(What you have to do): Reproduce each line that includes the word "content".

(Data in this exercise):
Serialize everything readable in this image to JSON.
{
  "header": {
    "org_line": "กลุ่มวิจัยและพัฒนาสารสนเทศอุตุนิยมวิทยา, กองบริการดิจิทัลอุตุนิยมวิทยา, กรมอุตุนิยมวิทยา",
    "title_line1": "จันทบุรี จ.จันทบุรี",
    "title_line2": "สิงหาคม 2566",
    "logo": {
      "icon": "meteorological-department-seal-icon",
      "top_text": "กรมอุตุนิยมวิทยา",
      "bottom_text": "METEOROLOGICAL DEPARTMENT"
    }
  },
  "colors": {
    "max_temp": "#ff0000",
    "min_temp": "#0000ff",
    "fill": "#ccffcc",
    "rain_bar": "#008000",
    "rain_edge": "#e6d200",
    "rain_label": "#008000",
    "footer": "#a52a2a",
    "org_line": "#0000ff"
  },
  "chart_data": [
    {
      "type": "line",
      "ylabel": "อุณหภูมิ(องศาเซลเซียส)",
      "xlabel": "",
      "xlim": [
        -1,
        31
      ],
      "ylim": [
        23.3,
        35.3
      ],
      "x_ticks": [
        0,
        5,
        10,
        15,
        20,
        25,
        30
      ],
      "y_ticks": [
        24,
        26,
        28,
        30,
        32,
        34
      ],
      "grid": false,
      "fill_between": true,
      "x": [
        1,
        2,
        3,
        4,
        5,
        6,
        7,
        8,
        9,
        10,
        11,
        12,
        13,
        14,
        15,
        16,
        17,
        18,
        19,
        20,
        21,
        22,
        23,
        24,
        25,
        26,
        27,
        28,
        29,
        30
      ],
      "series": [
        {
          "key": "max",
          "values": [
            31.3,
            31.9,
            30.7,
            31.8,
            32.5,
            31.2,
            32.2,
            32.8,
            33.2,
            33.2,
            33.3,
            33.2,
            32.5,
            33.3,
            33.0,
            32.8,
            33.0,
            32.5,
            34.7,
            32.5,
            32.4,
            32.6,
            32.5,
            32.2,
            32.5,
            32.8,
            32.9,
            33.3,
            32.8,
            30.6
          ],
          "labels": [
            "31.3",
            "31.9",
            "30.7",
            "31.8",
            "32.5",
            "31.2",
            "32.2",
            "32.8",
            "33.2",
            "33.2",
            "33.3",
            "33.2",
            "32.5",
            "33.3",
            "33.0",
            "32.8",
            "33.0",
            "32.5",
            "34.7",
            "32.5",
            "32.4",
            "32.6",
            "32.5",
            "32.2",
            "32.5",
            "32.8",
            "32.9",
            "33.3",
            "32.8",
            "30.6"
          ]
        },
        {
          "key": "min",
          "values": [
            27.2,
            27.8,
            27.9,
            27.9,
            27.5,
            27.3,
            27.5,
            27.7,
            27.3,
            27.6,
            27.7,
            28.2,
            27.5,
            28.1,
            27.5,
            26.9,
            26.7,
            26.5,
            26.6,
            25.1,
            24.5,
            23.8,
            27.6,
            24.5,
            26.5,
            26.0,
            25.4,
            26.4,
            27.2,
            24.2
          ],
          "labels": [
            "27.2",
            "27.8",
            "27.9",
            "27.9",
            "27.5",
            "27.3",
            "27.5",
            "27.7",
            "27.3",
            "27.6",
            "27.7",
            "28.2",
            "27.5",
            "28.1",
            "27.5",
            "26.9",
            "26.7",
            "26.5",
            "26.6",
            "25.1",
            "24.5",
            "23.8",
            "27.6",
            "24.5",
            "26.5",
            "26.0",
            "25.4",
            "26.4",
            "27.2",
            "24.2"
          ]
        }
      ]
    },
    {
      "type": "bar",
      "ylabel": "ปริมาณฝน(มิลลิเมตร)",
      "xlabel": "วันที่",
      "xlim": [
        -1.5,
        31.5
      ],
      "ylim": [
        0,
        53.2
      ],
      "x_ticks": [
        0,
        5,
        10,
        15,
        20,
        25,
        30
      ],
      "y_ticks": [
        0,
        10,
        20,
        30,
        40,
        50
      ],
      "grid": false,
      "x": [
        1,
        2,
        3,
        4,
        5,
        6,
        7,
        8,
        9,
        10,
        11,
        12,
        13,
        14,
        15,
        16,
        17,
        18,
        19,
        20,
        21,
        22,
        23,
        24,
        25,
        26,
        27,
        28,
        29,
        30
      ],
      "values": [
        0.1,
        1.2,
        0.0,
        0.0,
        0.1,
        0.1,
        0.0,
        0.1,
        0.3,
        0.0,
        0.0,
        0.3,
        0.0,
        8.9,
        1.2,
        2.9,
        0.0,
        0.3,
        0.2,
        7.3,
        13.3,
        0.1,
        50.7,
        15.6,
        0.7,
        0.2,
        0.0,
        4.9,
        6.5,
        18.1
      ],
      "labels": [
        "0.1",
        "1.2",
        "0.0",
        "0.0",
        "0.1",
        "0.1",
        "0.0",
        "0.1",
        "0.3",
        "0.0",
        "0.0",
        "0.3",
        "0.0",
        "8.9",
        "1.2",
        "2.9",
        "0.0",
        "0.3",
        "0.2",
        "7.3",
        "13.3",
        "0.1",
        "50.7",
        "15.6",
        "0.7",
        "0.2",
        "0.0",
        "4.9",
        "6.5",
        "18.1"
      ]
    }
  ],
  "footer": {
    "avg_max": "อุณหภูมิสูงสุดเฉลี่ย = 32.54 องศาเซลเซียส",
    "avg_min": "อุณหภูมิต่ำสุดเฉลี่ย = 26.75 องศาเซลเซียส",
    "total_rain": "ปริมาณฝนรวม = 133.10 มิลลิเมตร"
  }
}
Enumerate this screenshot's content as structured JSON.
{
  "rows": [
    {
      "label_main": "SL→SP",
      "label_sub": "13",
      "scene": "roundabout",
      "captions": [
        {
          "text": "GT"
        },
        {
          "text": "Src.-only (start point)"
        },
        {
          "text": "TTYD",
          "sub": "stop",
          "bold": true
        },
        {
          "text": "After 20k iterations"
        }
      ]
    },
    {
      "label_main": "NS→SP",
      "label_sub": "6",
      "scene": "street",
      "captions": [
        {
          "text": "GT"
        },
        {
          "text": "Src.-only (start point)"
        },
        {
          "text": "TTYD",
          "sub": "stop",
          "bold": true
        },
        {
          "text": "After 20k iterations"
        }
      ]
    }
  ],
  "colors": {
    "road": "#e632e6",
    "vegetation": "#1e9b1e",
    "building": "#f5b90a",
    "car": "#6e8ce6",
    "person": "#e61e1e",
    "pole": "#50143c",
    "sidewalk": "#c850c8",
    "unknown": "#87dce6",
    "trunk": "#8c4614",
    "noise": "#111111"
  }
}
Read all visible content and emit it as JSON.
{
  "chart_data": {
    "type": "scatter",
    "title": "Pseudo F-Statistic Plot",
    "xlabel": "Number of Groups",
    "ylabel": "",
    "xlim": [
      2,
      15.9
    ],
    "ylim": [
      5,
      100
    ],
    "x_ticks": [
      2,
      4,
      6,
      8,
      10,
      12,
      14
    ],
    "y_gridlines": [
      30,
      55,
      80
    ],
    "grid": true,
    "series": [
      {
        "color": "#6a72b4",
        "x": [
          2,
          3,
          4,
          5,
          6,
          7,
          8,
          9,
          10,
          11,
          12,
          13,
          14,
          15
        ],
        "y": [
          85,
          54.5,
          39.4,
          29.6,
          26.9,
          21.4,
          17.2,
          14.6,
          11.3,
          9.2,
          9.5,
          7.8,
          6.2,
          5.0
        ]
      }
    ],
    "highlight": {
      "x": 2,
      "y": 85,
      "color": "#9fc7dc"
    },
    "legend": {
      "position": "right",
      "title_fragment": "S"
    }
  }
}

(Response below):
Enumerate this screenshot's content as structured JSON.
Read all visible content and emit it as JSON.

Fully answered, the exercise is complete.